Extract the lines that carry the string "按预热臂" from the listing.

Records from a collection
--*--

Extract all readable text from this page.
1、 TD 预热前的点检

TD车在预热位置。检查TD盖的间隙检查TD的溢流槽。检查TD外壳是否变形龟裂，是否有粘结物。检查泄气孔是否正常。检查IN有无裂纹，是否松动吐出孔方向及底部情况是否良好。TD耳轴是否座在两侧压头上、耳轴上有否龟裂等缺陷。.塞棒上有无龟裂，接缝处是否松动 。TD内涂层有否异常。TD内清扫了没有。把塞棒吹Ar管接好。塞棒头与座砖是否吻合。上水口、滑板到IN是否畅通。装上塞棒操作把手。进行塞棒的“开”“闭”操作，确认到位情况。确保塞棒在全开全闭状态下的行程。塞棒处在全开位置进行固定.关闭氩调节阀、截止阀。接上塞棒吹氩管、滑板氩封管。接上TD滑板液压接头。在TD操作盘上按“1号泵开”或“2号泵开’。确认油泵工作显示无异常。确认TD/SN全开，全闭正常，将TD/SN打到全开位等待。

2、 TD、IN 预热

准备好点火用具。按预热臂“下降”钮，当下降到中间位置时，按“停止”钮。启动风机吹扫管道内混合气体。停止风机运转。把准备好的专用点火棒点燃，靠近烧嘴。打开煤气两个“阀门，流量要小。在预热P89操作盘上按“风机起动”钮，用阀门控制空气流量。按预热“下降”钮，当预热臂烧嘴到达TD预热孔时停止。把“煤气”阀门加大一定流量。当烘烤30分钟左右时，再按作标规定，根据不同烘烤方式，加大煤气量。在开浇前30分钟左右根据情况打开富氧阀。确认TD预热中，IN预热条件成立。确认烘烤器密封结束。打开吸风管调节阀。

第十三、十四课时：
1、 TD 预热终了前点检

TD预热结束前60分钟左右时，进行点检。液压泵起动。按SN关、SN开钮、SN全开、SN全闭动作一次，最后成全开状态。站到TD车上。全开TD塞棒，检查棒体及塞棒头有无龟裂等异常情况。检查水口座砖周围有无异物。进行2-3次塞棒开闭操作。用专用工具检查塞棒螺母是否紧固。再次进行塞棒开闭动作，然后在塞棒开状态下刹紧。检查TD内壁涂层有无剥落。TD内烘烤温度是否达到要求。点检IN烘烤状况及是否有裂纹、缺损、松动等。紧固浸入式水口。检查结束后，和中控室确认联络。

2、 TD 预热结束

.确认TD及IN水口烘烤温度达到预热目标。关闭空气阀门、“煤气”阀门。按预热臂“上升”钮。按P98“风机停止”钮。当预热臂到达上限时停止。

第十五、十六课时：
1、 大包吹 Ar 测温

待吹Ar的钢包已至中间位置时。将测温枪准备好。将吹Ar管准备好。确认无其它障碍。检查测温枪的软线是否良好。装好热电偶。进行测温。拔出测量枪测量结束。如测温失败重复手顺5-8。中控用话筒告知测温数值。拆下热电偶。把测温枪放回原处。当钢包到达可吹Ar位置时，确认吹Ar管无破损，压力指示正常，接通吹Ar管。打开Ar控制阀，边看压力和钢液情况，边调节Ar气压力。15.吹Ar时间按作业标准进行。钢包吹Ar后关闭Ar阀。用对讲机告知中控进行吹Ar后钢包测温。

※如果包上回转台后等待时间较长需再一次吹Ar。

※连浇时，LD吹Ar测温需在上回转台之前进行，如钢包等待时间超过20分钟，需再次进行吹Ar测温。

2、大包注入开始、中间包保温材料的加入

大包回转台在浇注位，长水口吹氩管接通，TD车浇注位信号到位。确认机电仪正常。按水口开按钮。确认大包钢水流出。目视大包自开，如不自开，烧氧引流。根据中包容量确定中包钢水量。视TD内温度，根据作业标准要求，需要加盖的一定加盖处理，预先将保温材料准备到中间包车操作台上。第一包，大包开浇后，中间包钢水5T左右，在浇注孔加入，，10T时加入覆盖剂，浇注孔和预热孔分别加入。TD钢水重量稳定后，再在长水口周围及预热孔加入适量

--*--

▶ [Solution for this exercise]:
准备好点火用具。按预热臂“下降”钮，当下降到中间位置时，按“停止”钮。启动风机吹扫管道内混合气体。停止风机运转。把准备好的专用点火棒点燃，靠近烧嘴。打开煤气两个“阀门，流量要小。在预热P89操作盘上按“风机起动”钮，用阀门控制空气流量。按预热“下降”钮，当预热臂烧嘴到达TD预热孔时停止。把“煤气”阀门加大一定流量。当烘烤30分钟左右时，再按作标规定，根据不同烘烤方式，加大煤气量。在开浇前30分钟左右根据情况打开富氧阀。确认TD预热中，IN预热条件成立。确认烘烤器密封结束。打开吸风管调节阀。
.确认TD及IN水口烘烤温度达到预热目标。关闭空气阀门、“煤气”阀门。按预热臂“上升”钮。按P98“风机停止”钮。当预热臂到达上限时停止。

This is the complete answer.